- _Do this_:
Put the listing below into a two-column CSV headed "prompt" and "reply", with each row holding one text and its answer in separate quoted fields and line breaks replaced by spaces. Cover the whole listing and leave out the pictures.

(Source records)
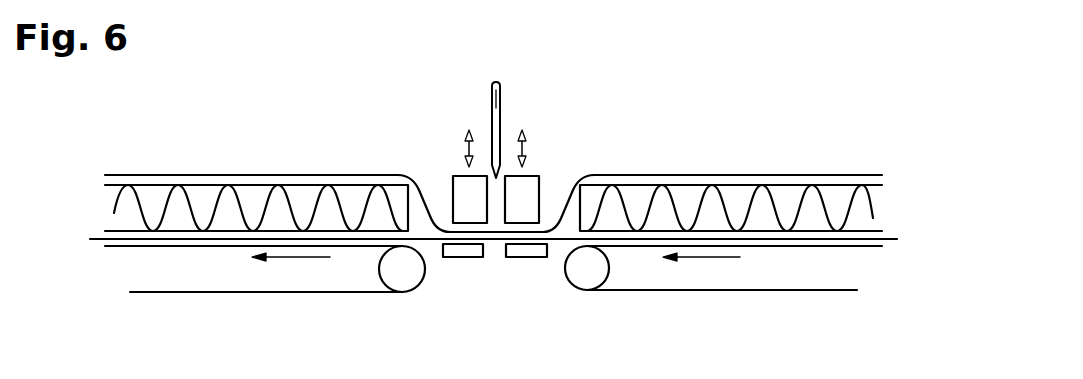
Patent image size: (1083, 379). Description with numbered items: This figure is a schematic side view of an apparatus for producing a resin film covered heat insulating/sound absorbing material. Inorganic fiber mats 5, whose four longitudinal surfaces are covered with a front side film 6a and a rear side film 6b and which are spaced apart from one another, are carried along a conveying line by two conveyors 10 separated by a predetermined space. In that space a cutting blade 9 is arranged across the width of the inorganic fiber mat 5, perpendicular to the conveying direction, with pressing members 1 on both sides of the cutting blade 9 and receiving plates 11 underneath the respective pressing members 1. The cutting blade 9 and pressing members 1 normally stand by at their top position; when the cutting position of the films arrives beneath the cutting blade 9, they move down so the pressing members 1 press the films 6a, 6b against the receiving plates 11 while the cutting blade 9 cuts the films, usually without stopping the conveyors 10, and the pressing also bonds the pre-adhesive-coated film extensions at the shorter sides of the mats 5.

The pressing member 1 is at (463, 193).
The inorganic fiber mat 5 is at (280, 200).
The front side film 6a is at (672, 174).
The rear side film 6b is at (893, 237).
The cutting blade 9 is at (500, 95).
The conveyor 10 is at (218, 271).
The receiving plate 11 is at (527, 250).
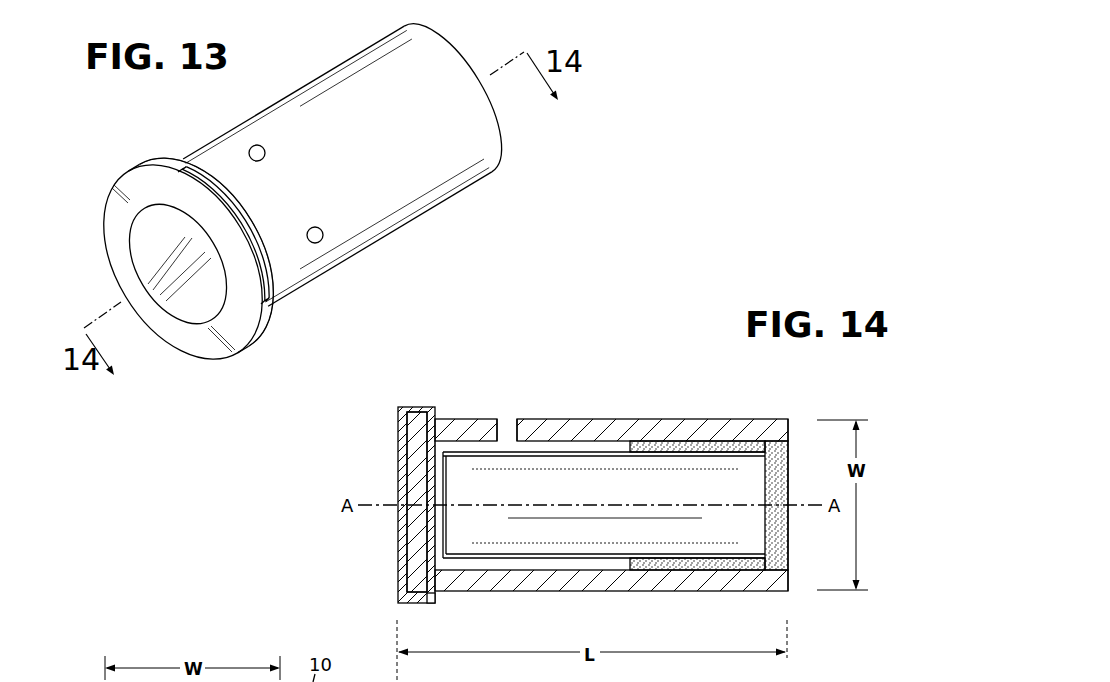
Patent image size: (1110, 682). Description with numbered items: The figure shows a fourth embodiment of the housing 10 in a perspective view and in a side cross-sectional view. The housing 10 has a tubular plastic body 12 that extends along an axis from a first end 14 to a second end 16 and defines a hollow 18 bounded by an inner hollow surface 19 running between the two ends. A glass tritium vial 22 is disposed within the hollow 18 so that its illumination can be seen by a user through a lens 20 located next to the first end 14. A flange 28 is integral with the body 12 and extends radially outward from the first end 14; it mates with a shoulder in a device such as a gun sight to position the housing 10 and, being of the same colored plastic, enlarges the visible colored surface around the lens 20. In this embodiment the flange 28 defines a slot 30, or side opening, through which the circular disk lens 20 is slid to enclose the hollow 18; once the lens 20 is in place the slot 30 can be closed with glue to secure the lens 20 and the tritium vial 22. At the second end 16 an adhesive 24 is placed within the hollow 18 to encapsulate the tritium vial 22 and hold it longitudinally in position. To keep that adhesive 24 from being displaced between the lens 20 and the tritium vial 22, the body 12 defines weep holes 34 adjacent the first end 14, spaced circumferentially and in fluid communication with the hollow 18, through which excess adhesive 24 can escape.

In FIG. 13, the housing 10 is at (269, 66).
In FIG. 14, the housing 10 is at (652, 386).
In FIG. 13, the body 12 is at (467, 120).
In FIG. 14, the body 12 is at (663, 592).
In FIG. 13, the first end 14 is at (115, 247).
In FIG. 14, the first end 14 is at (398, 428).
In FIG. 13, the second end 16 is at (440, 27).
In FIG. 14, the second end 16 is at (787, 432).
In FIG. 14, the hollow 18 is at (443, 562).
In FIG. 14, the inner hollow surface 19 is at (563, 562).
In FIG. 13, the lens 20 is at (152, 240).
In FIG. 14, the lens 20 is at (415, 542).
In FIG. 14, the tritium vial 22 is at (620, 480).
In FIG. 14, the adhesive 24 is at (780, 548).
In FIG. 13, the flange 28 is at (253, 323).
In FIG. 14, the flange 28 is at (413, 407).
In FIG. 13, the slot 30 is at (232, 237).
In FIG. 14, the slot 30 is at (418, 594).
In FIG. 13, the weep hole 34 is at (254, 147).
In FIG. 14, the weep hole 34 is at (512, 432).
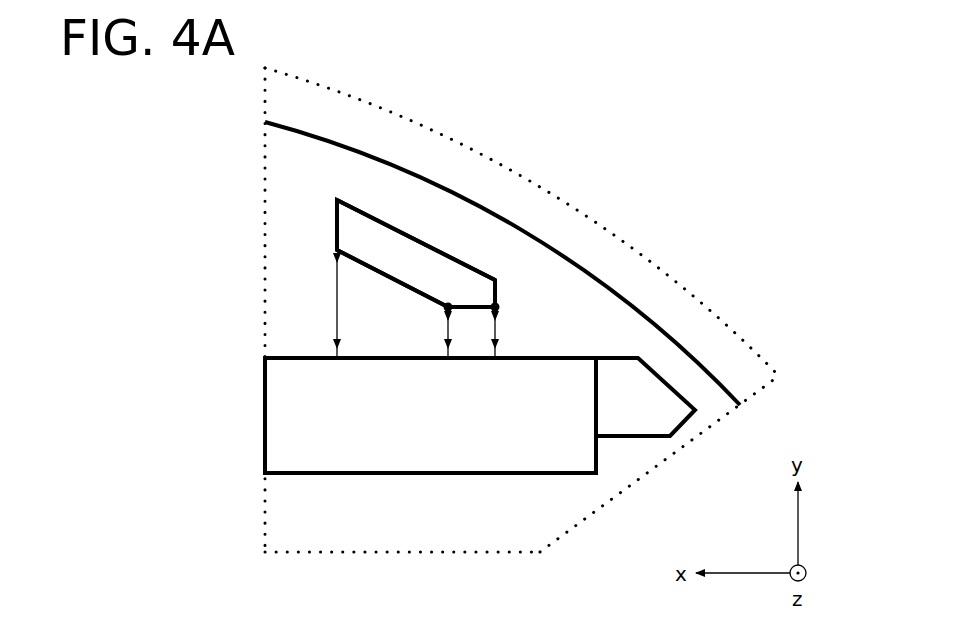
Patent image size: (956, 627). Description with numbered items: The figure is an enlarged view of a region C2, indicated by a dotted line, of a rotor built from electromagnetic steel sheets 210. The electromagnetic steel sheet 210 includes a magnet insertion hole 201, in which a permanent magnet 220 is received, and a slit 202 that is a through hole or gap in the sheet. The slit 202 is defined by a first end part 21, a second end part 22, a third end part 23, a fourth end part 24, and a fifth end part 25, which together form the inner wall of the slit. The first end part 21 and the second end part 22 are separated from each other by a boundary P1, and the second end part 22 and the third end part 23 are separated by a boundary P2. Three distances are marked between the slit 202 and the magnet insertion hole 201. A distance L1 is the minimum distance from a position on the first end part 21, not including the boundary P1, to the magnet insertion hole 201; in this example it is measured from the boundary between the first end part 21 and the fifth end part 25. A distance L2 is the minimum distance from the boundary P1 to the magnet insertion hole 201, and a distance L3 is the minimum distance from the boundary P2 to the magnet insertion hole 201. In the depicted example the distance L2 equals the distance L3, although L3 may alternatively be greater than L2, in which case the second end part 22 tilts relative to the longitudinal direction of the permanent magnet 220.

The region C2 is at (573, 205).
The electromagnetic steel sheet 210 is at (350, 150).
The slit 202 is at (328, 203).
The fourth end part 24 is at (392, 230).
The fifth end part 25 is at (336, 224).
The first end part 21 is at (385, 262).
The third end part 23 is at (494, 285).
The second end part 22 is at (483, 309).
The boundary P1 is at (447, 303).
The boundary P2 is at (499, 306).
The distance L1 is at (335, 302).
The distance L2 is at (446, 330).
The distance L3 is at (498, 330).
The magnet insertion hole 201 is at (432, 476).
The permanent magnet 220 is at (342, 440).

- _Exercise result_:
prompt,reply
"Patent image size: (1083, 379). Description with numbered items: This figure is a schematic side view of an apparatus for producing a resin film covered heat insulating/sound absorbing material. Inorganic fiber mats 5, whose four longitudinal surfaces are covered with a front side film 6a and a rear side film 6b and which are spaced apart from one another, are carried along a conveying line by two conveyors 10 separated by a predetermined space. In that space a cutting blade 9 is arranged across the width of the inorganic fiber mat 5, perpendicular to the conveying direction, with pressing members 1 on both sides of the cutting blade 9 and receiving plates 11 underneath the respective pressing members 1. The cutting blade 9 and pressing members 1 normally stand by at their top position; when the cutting position of the films arrives beneath the cutting blade 9, they move down so the pressing members 1 press the films 6a, 6b against the receiving plates 11 while the cutting blade 9 cuts the films, usually without stopping the conveyors 10, and the pressing also bonds the pre-adhesive-coated film extensions at the shorter sides of the mats 5.","The pressing member 1 is at (463, 193). The inorganic fiber mat 5 is at (280, 200). The front side film 6a is at (672, 174). The rear side film 6b is at (893, 237). The cutting blade 9 is at (500, 95). The conveyor 10 is at (218, 271). The receiving plate 11 is at (527, 250)."
"Patent image size: (1110, 682). Description with numbered items: The figure shows a fourth embodiment of the housing 10 in a perspective view and in a side cross-sectional view. The housing 10 has a tubular plastic body 12 that extends along an axis from a first end 14 to a second end 16 and defines a hollow 18 bounded by an inner hollow surface 19 running between the two ends. A glass tritium vial 22 is disposed within the hollow 18 so that its illumination can be seen by a user through a lens 20 located next to the first end 14. A flange 28 is integral with the body 12 and extends radially outward from the first end 14; it mates with a shoulder in a device such as a gun sight to position the housing 10 and, being of the same colored plastic, enlarges the visible colored surface around the lens 20. In this embodiment the flange 28 defines a slot 30, or side opening, through which the circular disk lens 20 is slid to enclose the hollow 18; once the lens 20 is in place the slot 30 can be closed with glue to secure the lens 20 and the tritium vial 22. At the second end 16 an adhesive 24 is placed within the hollow 18 to encapsulate the tritium vial 22 and hold it longitudinally in position. To keep that adhesive 24 from being displaced between the lens 20 and the tritium vial 22, the body 12 defines weep holes 34 adjacent the first end 14, spaced circumferentially and in fluid communication with the hollow 18, through which excess adhesive 24 can escape.","In FIG. 13, the housing 10 is at (269, 66). In FIG. 14, the housing 10 is at (652, 386). In FIG. 13, the body 12 is at (467, 120). In FIG. 14, the body 12 is at (663, 592). In FIG. 13, the first end 14 is at (115, 247). In FIG. 14, the first end 14 is at (398, 428). In FIG. 13, the second end 16 is at (440, 27). In FIG. 14, the second end 16 is at (787, 432). In FIG. 14, the hollow 18 is at (443, 562). In FIG. 14, the inner hollow surface 19 is at (563, 562). In FIG. 13, the lens 20 is at (152, 240). In FIG. 14, the lens 20 is at (415, 542). In FIG. 14, the tritium vial 22 is at (620, 480). In FIG. 14, the adhesive 24 is at (780, 548). In FIG. 13, the flange 28 is at (253, 323). In FIG. 14, the flange 28 is at (413, 407). In FIG. 13, the slot 30 is at (232, 237). In FIG. 14, the slot 30 is at (418, 594). In FIG. 13, the weep hole 34 is at (254, 147). In FIG. 14, the weep hole 34 is at (512, 432)."
"Patent image size: (956, 627). Description with numbered items: The figure is an enlarged view of a region C2, indicated by a dotted line, of a rotor built from electromagnetic steel sheets 210. The electromagnetic steel sheet 210 includes a magnet insertion hole 201, in which a permanent magnet 220 is received, and a slit 202 that is a through hole or gap in the sheet. The slit 202 is defined by a first end part 21, a second end part 22, a third end part 23, a fourth end part 24, and a fifth end part 25, which together form the inner wall of the slit. The first end part 21 and the second end part 22 are separated from each other by a boundary P1, and the second end part 22 and the third end part 23 are separated by a boundary P2. Three distances are marked between the slit 202 and the magnet insertion hole 201. A distance L1 is the minimum distance from a position on the first end part 21, not including the boundary P1, to the magnet insertion hole 201; in this example it is measured from the boundary between the first end part 21 and the fifth end part 25. A distance L2 is the minimum distance from the boundary P1 to the magnet insertion hole 201, and a distance L3 is the minimum distance from the boundary P2 to the magnet insertion hole 201. In the depicted example the distance L2 equals the distance L3, although L3 may alternatively be greater than L2, in which case the second end part 22 tilts relative to the longitudinal direction of the permanent magnet 220.","The region C2 is at (573, 205). The electromagnetic steel sheet 210 is at (350, 150). The slit 202 is at (328, 203). The fourth end part 24 is at (392, 230). The fifth end part 25 is at (336, 224). The first end part 21 is at (385, 262). The third end part 23 is at (494, 285). The second end part 22 is at (483, 309). The boundary P1 is at (447, 303). The boundary P2 is at (499, 306). The distance L1 is at (335, 302). The distance L2 is at (446, 330). The distance L3 is at (498, 330). The magnet insertion hole 201 is at (432, 476). The permanent magnet 220 is at (342, 440)."